== DATA SUPPLIED ==
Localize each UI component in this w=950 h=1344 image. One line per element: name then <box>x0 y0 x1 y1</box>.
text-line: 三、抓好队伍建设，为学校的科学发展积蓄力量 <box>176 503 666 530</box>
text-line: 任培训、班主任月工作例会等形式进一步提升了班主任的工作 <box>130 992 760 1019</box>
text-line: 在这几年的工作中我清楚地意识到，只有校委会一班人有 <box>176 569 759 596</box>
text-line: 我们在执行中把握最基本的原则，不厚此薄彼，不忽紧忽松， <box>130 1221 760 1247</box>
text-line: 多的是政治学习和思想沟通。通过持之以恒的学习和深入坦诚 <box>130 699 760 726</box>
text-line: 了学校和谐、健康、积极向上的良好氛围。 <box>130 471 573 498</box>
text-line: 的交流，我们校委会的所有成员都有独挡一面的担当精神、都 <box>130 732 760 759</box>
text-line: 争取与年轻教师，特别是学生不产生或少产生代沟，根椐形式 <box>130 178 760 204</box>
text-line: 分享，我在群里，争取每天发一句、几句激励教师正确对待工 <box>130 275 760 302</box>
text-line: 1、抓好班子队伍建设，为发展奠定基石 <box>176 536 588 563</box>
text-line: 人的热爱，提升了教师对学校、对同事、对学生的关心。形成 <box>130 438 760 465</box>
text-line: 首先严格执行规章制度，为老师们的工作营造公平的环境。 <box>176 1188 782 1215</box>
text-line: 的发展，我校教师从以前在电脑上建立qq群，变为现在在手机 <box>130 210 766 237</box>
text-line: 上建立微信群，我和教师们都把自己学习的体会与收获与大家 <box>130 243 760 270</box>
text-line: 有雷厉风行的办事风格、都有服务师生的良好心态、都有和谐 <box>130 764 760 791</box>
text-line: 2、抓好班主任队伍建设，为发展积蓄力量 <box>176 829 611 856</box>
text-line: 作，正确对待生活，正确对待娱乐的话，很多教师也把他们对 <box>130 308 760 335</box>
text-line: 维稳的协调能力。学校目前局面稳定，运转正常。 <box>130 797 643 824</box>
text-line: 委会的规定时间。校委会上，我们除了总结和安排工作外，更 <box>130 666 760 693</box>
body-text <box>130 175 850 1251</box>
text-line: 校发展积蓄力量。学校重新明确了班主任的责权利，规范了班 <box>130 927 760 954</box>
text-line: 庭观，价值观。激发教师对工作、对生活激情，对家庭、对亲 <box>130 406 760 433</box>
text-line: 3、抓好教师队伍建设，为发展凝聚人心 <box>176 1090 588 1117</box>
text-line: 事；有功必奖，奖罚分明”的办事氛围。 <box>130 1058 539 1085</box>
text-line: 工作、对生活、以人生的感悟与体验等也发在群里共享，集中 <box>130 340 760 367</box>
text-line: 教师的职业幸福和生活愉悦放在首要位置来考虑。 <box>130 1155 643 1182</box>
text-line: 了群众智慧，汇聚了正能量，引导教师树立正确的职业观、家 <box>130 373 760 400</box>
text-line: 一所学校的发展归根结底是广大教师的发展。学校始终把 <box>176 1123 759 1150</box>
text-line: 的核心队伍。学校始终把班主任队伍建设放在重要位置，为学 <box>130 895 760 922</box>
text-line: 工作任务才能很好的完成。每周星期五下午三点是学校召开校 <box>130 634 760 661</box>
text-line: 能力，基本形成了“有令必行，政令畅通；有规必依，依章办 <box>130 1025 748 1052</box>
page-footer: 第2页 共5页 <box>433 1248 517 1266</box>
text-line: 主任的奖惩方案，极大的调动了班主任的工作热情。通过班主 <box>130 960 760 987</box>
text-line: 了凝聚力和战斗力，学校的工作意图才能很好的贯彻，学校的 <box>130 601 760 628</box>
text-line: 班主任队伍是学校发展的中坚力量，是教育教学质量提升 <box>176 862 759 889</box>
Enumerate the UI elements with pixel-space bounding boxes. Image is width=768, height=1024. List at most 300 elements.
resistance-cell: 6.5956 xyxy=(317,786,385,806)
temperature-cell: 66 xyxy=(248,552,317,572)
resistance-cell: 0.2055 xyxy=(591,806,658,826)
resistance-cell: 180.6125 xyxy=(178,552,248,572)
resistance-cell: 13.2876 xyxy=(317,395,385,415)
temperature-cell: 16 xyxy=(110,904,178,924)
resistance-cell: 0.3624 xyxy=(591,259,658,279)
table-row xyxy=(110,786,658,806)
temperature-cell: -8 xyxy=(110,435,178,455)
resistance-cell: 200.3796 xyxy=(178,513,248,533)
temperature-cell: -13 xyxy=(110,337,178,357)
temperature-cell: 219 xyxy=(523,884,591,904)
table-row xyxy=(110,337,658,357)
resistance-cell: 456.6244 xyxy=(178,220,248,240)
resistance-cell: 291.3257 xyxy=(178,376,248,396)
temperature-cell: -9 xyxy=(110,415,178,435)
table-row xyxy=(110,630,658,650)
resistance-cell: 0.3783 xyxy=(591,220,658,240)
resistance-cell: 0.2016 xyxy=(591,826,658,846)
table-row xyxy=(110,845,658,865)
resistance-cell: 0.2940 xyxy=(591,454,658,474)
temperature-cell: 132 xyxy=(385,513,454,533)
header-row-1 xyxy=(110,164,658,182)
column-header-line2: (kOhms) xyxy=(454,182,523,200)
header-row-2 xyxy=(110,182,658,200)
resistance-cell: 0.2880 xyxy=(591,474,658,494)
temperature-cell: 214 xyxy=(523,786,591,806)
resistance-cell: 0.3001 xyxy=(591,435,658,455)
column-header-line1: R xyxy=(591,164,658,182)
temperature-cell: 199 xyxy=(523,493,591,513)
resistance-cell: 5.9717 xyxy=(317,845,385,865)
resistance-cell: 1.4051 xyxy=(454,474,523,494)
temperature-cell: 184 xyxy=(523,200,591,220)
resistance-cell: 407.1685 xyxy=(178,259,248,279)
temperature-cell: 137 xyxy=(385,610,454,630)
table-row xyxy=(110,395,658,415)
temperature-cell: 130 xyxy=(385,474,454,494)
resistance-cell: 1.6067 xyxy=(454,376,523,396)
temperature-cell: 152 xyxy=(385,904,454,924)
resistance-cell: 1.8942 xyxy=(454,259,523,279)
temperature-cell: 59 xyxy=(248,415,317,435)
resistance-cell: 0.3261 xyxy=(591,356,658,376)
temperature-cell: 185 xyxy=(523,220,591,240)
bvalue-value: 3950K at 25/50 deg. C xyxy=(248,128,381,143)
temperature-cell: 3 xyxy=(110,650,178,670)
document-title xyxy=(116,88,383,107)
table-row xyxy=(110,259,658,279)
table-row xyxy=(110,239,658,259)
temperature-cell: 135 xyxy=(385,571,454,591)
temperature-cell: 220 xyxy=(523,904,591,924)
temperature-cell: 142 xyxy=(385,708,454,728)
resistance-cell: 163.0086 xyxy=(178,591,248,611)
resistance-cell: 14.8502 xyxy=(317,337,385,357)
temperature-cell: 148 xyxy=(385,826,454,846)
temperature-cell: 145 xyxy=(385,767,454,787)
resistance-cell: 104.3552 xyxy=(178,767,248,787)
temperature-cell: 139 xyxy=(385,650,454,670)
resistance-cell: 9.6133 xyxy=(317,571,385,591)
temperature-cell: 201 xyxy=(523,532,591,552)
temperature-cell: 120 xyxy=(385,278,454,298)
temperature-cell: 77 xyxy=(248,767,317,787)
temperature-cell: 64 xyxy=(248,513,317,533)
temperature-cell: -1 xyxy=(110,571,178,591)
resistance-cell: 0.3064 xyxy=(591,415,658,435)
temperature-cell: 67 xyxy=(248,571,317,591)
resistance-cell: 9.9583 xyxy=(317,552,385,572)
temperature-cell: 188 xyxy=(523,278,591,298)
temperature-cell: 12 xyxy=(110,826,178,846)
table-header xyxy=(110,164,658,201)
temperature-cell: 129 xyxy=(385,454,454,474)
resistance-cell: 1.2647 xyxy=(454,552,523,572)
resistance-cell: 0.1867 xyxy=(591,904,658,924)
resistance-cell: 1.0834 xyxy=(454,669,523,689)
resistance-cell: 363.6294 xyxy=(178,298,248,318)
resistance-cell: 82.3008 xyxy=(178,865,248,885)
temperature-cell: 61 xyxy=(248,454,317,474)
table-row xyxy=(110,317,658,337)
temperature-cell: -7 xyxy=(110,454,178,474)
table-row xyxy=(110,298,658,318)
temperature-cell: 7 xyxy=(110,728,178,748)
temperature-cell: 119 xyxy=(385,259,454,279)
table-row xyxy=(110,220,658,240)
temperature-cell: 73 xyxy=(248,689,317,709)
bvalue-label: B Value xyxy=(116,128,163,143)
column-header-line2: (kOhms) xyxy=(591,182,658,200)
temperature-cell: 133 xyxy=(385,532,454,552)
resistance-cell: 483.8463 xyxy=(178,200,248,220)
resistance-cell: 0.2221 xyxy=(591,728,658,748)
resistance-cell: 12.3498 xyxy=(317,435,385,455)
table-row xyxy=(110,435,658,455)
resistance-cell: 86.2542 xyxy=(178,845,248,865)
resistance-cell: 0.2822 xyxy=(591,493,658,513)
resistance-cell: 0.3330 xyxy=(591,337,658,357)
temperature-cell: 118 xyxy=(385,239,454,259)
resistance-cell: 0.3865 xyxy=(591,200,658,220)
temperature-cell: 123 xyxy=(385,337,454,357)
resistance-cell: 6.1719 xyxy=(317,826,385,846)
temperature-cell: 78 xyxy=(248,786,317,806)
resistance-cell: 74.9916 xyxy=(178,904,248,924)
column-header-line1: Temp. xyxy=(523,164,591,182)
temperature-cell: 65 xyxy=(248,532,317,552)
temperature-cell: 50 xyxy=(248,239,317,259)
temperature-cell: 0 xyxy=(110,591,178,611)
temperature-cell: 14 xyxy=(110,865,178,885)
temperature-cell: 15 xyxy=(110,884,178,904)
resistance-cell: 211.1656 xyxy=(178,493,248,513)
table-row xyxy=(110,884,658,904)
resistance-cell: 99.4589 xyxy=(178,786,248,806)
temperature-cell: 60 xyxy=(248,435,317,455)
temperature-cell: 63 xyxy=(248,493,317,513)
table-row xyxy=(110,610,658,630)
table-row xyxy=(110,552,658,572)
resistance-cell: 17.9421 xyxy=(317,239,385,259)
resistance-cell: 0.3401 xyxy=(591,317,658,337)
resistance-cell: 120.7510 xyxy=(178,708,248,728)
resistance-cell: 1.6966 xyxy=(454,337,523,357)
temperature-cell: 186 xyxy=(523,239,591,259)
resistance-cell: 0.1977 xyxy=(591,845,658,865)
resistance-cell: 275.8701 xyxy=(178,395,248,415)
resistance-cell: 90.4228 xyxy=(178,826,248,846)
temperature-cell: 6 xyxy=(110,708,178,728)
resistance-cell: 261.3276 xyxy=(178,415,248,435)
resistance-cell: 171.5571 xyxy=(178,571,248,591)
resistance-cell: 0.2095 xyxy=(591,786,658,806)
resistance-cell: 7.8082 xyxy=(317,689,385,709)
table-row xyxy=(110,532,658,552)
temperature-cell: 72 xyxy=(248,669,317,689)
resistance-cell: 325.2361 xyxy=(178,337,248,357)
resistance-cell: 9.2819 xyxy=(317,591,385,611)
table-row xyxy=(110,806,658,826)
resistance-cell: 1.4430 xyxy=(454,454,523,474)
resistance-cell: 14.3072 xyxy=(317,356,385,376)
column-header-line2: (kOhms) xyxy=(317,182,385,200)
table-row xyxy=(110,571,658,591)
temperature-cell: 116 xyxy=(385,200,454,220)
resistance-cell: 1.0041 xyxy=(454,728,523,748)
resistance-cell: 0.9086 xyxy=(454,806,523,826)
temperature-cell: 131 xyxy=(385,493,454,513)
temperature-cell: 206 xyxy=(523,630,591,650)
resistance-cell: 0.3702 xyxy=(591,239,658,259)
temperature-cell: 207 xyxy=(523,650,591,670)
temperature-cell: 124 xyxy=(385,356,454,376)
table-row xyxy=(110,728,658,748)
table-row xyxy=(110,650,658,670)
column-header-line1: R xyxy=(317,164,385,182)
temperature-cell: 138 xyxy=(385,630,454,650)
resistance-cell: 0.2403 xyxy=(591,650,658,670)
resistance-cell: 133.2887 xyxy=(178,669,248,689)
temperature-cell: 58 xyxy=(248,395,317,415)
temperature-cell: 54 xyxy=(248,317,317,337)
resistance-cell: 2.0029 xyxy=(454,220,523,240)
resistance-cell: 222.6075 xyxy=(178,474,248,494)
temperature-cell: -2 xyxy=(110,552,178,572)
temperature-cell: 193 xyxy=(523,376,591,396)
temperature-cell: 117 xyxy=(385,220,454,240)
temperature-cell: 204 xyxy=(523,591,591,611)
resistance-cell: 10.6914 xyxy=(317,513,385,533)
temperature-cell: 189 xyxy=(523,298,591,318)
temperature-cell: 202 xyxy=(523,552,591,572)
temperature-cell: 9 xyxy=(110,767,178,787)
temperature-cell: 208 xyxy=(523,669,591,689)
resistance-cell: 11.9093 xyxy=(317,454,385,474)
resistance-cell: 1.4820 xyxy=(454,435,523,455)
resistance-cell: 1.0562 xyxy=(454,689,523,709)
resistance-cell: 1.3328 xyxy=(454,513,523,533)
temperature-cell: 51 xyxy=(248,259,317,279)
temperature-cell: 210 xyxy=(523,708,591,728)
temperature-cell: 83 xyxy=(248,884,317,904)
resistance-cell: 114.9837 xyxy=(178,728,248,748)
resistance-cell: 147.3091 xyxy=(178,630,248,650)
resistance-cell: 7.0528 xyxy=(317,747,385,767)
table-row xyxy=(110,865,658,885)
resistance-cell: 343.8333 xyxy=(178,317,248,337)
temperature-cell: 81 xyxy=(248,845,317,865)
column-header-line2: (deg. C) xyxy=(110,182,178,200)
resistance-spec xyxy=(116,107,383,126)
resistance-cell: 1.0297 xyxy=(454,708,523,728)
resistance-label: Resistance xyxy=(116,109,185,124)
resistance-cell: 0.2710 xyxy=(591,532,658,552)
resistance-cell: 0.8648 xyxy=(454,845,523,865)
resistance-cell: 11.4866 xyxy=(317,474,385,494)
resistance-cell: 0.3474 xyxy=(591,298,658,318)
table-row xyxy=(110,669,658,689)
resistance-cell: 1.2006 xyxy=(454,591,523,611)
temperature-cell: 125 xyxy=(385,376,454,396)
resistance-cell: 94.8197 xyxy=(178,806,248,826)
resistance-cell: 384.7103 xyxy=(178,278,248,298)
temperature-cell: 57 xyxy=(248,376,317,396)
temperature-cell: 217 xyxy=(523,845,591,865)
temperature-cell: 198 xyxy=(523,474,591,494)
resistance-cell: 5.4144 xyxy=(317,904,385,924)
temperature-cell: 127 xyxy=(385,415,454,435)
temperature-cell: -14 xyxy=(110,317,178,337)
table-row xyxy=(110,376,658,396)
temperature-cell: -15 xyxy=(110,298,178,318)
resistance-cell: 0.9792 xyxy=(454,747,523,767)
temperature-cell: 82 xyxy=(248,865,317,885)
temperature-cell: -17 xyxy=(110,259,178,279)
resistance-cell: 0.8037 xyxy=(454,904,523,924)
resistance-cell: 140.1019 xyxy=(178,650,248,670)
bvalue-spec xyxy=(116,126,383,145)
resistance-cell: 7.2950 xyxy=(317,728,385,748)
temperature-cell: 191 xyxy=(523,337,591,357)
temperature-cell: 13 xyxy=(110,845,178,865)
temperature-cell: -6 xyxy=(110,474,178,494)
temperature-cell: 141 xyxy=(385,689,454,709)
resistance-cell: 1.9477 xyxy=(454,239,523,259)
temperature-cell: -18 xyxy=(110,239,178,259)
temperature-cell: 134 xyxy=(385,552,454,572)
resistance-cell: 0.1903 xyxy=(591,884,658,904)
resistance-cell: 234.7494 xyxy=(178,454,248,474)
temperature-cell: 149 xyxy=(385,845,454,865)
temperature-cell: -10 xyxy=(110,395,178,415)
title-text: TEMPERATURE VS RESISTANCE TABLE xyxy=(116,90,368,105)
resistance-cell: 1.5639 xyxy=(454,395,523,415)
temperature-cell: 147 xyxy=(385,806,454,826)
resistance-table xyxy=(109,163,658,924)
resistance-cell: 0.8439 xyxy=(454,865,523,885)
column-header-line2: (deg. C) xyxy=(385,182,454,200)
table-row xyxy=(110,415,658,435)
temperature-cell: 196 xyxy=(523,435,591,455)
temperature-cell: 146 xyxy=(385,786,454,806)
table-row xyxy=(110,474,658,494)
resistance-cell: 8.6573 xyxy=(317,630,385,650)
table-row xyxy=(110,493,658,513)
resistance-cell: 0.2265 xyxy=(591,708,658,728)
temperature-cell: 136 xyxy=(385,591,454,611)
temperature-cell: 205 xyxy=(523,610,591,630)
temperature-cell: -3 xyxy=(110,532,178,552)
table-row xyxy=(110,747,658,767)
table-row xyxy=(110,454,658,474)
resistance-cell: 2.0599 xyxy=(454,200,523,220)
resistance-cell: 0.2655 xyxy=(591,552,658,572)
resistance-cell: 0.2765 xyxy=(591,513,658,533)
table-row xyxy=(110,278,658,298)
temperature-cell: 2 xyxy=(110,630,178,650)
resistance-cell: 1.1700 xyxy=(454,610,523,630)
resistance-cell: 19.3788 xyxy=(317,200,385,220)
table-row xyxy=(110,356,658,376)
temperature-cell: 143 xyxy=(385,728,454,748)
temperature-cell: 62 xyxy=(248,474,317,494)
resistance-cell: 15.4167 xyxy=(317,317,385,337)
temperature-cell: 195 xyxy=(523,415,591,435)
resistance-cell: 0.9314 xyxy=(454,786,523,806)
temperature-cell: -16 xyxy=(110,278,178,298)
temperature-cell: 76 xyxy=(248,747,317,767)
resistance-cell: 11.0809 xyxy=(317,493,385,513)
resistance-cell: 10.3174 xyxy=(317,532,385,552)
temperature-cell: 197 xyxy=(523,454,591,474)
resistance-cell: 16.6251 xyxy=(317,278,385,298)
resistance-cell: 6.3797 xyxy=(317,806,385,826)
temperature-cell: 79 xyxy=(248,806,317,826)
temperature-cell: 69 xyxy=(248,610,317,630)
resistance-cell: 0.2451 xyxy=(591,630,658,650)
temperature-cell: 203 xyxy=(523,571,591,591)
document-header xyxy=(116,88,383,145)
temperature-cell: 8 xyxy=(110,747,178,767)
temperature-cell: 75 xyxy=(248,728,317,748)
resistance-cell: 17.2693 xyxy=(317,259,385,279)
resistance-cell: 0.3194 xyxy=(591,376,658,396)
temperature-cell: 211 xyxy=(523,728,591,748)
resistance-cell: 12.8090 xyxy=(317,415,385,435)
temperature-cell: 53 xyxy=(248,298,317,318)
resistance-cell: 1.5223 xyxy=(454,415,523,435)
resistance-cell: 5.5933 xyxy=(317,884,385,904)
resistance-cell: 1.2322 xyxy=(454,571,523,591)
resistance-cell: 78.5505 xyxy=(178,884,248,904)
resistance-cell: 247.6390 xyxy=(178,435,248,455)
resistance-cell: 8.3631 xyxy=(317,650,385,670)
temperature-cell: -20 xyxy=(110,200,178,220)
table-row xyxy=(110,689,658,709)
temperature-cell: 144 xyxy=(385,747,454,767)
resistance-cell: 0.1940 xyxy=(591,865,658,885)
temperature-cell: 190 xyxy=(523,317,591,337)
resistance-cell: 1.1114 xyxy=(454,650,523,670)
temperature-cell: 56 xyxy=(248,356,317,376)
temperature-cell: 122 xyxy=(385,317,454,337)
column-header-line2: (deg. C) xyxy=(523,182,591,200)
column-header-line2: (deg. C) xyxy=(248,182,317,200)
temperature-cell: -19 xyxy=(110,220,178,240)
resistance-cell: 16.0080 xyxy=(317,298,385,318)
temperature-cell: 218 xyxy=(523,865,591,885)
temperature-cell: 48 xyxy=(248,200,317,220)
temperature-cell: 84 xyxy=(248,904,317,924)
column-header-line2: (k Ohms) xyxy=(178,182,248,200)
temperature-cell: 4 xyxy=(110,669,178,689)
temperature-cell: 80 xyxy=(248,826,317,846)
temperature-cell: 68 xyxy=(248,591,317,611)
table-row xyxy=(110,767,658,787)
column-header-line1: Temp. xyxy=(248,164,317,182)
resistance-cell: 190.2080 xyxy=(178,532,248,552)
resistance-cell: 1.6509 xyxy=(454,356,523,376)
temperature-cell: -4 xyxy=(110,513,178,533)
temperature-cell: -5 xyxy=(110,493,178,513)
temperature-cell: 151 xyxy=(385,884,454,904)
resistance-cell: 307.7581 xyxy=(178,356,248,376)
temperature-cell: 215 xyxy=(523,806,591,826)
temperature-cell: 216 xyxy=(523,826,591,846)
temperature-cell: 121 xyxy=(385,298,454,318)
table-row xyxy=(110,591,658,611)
===
WHAT YOU SHOULD DO
Put the lines between the start of the material and the line containing "text-line: 我们在执行中把握最基本的原则，不厚此薄彼，不忽紧忽松， <box>130", inclusive, into a Markdown table, leaving out any blank lines. Name the two columns Row and Line.

RESPONSE TO THIS EXERCISE
| Row | Line |
|---|---|
| 1 | Localize each UI component in this w=950 h=1344 image. One line per element: name then <box>x0 y0 x1 y1</box>. |
| 2 | text-line: 三、抓好队伍建设，为学校的科学发展积蓄力量 <box>176 503 666 530</box> |
| 3 | text-line: 任培训、班主任月工作例会等形式进一步提升了班主任的工作 <box>130 992 760 1019</box> |
| 4 | text-line: 在这几年的工作中我清楚地意识到，只有校委会一班人有 <box>176 569 759 596</box> |
| 5 | text-line: 我们在执行中把握最基本的原则，不厚此薄彼，不忽紧忽松， <box>130 1221 760 1247</box> |